** start of Supplied information **
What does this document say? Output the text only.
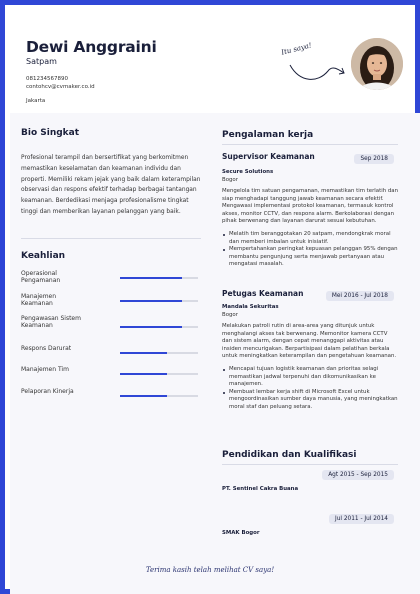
Dewi Anggraini
Satpam
081234567890
contohcv@cvmaker.co.id
Jakarta
Itu saya!
Bio Singkat
Profesional terampil dan bersertifikat yang berkomitmen memastikan keselamatan dan keamanan individu dan properti. Memiliki rekam jejak yang baik dalam keterampilan observasi dan respons efektif terhadap berbagai tantangan keamanan. Berdedikasi menjaga profesionalisme tingkat tinggi dan memberikan layanan pelanggan yang baik.
Keahlian
Operasional Pengamanan
Manajemen Keamanan
Pengawasan Sistem Keamanan
Respons Darurat
Manajemen Tim
Pelaporan Kinerja
Pengalaman kerja
Supervisor Keamanan	Sep 2018
Secure Solutions
Bogor

Mengelola tim satuan pengamanan, memastikan tim terlatih dan siap menghadapi tanggung jawab keamanan secara efektif. Mengawasi implementasi protokol keamanan, termasuk kontrol akses, monitor CCTV, dan respons alarm. Berkolaborasi dengan pihak berwenang dan layanan darurat sesuai kebutuhan.

Melatih tim beranggotakan 20 satpam, mendongkrak moral dan memberi imbalan untuk inisiatif.
Mempertahankan peringkat kepuasan pelanggan 95% dengan membantu pengunjung serta menjawab pertanyaan atau mengatasi masalah.
Petugas Keamanan	Mei 2016 - Jul 2018
Mandala Sekuritas
Bogor

Melakukan patroli rutin di area-area yang ditunjuk untuk menghalangi akses tak berwenang. Memonitor kamera CCTV dan sistem alarm, dengan cepat menanggapi aktivitas atau insiden mencurigakan. Berpartisipasi dalam pelatihan berkala untuk meningkatkan keterampilan dan pengetahuan keamanan.

Mencapai tujuan logistik keamanan dan prioritas selagi memastikan jadwal terpenuhi dan dikomunikasikan ke manajemen.
Membuat lembar kerja shift di Microsoft Excel untuk mengoordinasikan sumber daya manusia, yang meningkatkan moral staf dan peluang setara.
Pendidikan dan Kualifikasi
Agt 2015 - Sep 2015
PT. Sentinel Cakra Buana
Jul 2011 - Jul 2014
SMAK Bogor
Terima kasih telah melihat CV saya!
** end of Supplied information **
:: Your objective ::
Give back all entries exactly. No pictures belong in the copy.

:: Exercise answer ::
What does this document say? Output the text only.
Dewi Anggraini
Satpam
081234567890
contohcv@cvmaker.co.id
Jakarta
Itu saya!
Bio Singkat
Profesional terampil dan bersertifikat yang berkomitmen memastikan keselamatan dan keamanan individu dan properti. Memiliki rekam jejak yang baik dalam keterampilan observasi dan respons efektif terhadap berbagai tantangan keamanan. Berdedikasi menjaga profesionalisme tingkat tinggi dan memberikan layanan pelanggan yang baik.
Keahlian
Operasional Pengamanan
Manajemen Keamanan
Pengawasan Sistem Keamanan
Respons Darurat
Manajemen Tim
Pelaporan Kinerja
Pengalaman kerja
Supervisor Keamanan	Sep 2018
Secure Solutions
Bogor

Mengelola tim satuan pengamanan, memastikan tim terlatih dan siap menghadapi tanggung jawab keamanan secara efektif. Mengawasi implementasi protokol keamanan, termasuk kontrol akses, monitor CCTV, dan respons alarm. Berkolaborasi dengan pihak berwenang dan layanan darurat sesuai kebutuhan.

Melatih tim beranggotakan 20 satpam, mendongkrak moral dan memberi imbalan untuk inisiatif.
Mempertahankan peringkat kepuasan pelanggan 95% dengan membantu pengunjung serta menjawab pertanyaan atau mengatasi masalah.
Petugas Keamanan	Mei 2016 - Jul 2018
Mandala Sekuritas
Bogor

Melakukan patroli rutin di area-area yang ditunjuk untuk menghalangi akses tak berwenang. Memonitor kamera CCTV dan sistem alarm, dengan cepat menanggapi aktivitas atau insiden mencurigakan. Berpartisipasi dalam pelatihan berkala untuk meningkatkan keterampilan dan pengetahuan keamanan.

Mencapai tujuan logistik keamanan dan prioritas selagi memastikan jadwal terpenuhi dan dikomunikasikan ke manajemen.
Membuat lembar kerja shift di Microsoft Excel untuk mengoordinasikan sumber daya manusia, yang meningkatkan moral staf dan peluang setara.
Pendidikan dan Kualifikasi
Agt 2015 - Sep 2015
PT. Sentinel Cakra Buana
Jul 2011 - Jul 2014
SMAK Bogor
Terima kasih telah melihat CV saya!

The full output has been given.